- **Set exercise**
Find each line with the word "Chinese" and copy it.

_____

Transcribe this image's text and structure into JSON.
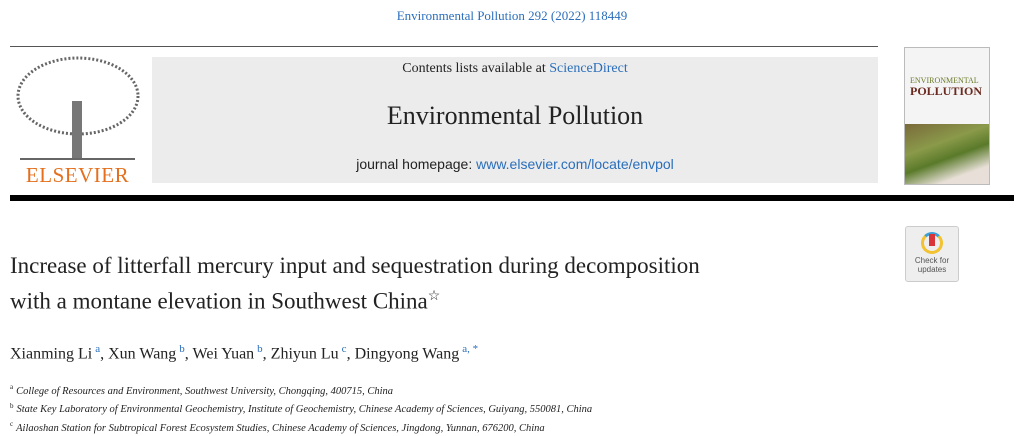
{
  "citation": "Environmental Pollution 292 (2022) 118449",
  "publisher": "ELSEVIER",
  "masthead": {
    "contents_prefix": "Contents lists available at ",
    "contents_link": "ScienceDirect",
    "journal": "Environmental Pollution",
    "homepage_prefix": "journal homepage: ",
    "homepage_link": "www.elsevier.com/locate/envpol"
  },
  "cover": {
    "line1": "ENVIRONMENTAL",
    "line2": "POLLUTION"
  },
  "check_updates": {
    "line1": "Check for",
    "line2": "updates"
  },
  "title": {
    "line1": "Increase of litterfall mercury input and sequestration during decomposition",
    "line2": "with a montane elevation in Southwest China",
    "mark": "☆"
  },
  "authors": [
    {
      "name": "Xianming Li",
      "aff": "a"
    },
    {
      "name": "Xun Wang",
      "aff": "b"
    },
    {
      "name": "Wei Yuan",
      "aff": "b"
    },
    {
      "name": "Zhiyun Lu",
      "aff": "c"
    },
    {
      "name": "Dingyong Wang",
      "aff": "a, *"
    }
  ],
  "affiliations": [
    {
      "key": "a",
      "text": "College of Resources and Environment, Southwest University, Chongqing, 400715, China"
    },
    {
      "key": "b",
      "text": "State Key Laboratory of Environmental Geochemistry, Institute of Geochemistry, Chinese Academy of Sciences, Guiyang, 550081, China"
    },
    {
      "key": "c",
      "text": "Ailaoshan Station for Subtropical Forest Ecosystem Studies, Chinese Academy of Sciences, Jingdong, Yunnan, 676200, China"
    }
  ],
  "colors": {
    "link": "#2a6ebb",
    "elsevier": "#e4701e"
  }
}
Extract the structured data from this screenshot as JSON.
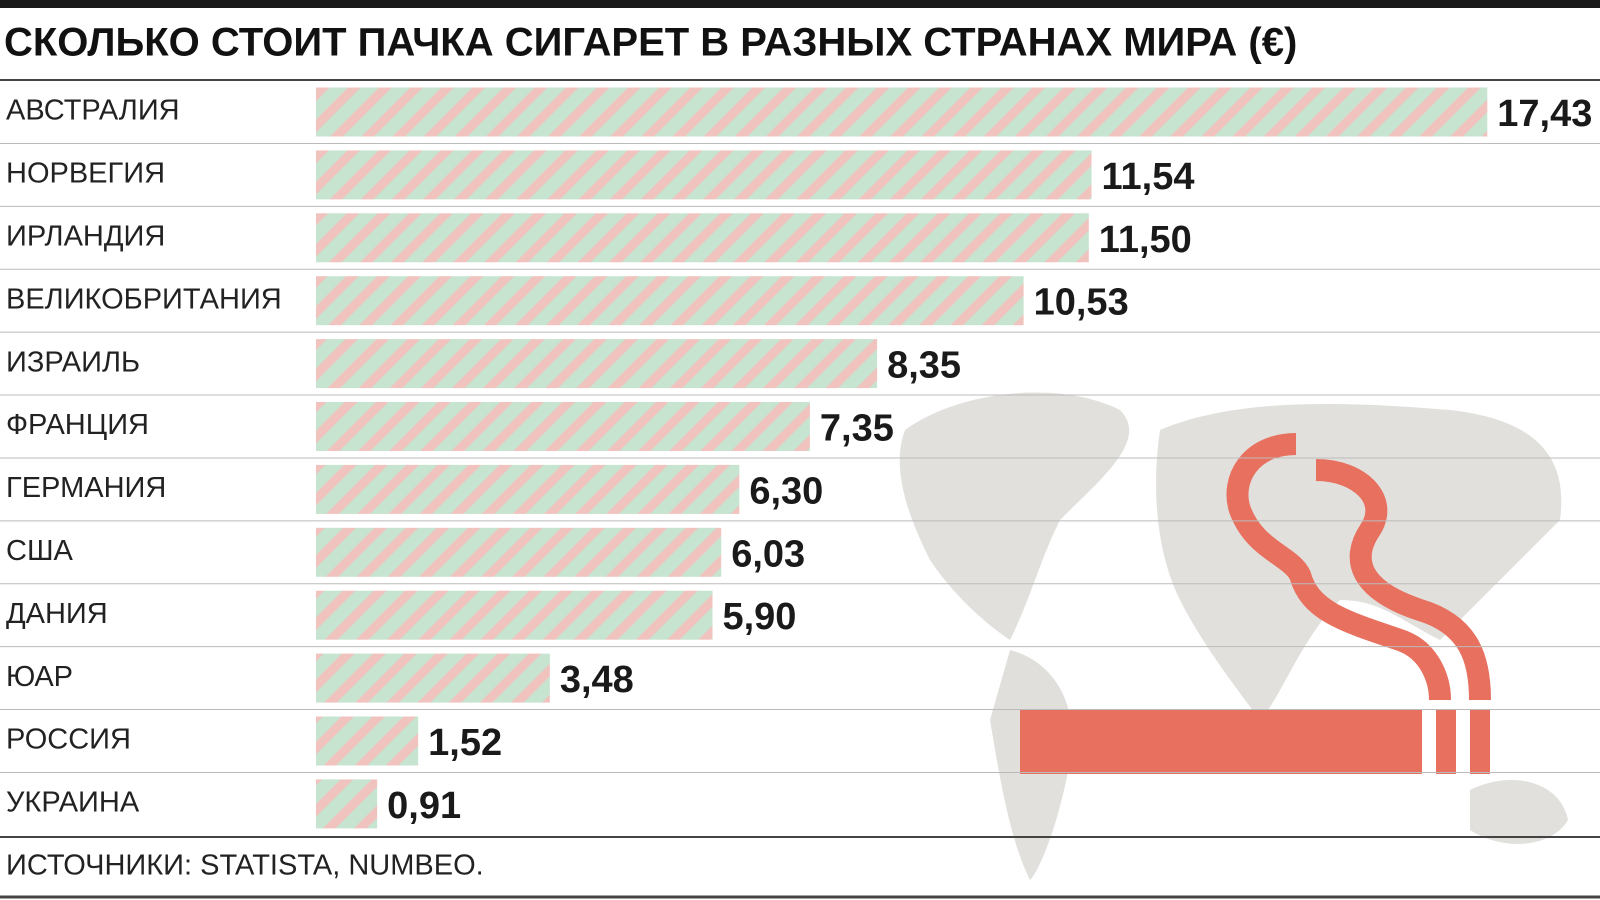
{
  "chart_data": {
    "type": "bar",
    "orientation": "horizontal",
    "title": "СКОЛЬКО СТОИТ ПАЧКА СИГАРЕТ В РАЗНЫХ СТРАНАХ МИРА (€)",
    "categories": [
      "АВСТРАЛИЯ",
      "НОРВЕГИЯ",
      "ИРЛАНДИЯ",
      "ВЕЛИКОБРИТАНИЯ",
      "ИЗРАИЛЬ",
      "ФРАНЦИЯ",
      "ГЕРМАНИЯ",
      "США",
      "ДАНИЯ",
      "ЮАР",
      "РОССИЯ",
      "УКРАИНА"
    ],
    "values": [
      17.43,
      11.54,
      11.5,
      10.53,
      8.35,
      7.35,
      6.3,
      6.03,
      5.9,
      3.48,
      1.52,
      0.91
    ],
    "value_labels": [
      "17,43",
      "11,54",
      "11,50",
      "10,53",
      "8,35",
      "7,35",
      "6,30",
      "6,03",
      "5,90",
      "3,48",
      "1,52",
      "0,91"
    ],
    "stripe_colors": [
      "#c6e4d0",
      "#f0c3be"
    ],
    "source": "ИСТОЧНИКИ: STATISTA, NUMBEO."
  }
}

_____

- **Exercise response**
      "text": "State Key Laboratory of Environmental Geochemistry, Institute of Geochemistry, Chinese Academy of Sciences, Guiyang, 550081, China"
      "text": "Ailaoshan Station for Subtropical Forest Ecosystem Studies, Chinese Academy of Sciences, Jingdong, Yunnan, 676200, China"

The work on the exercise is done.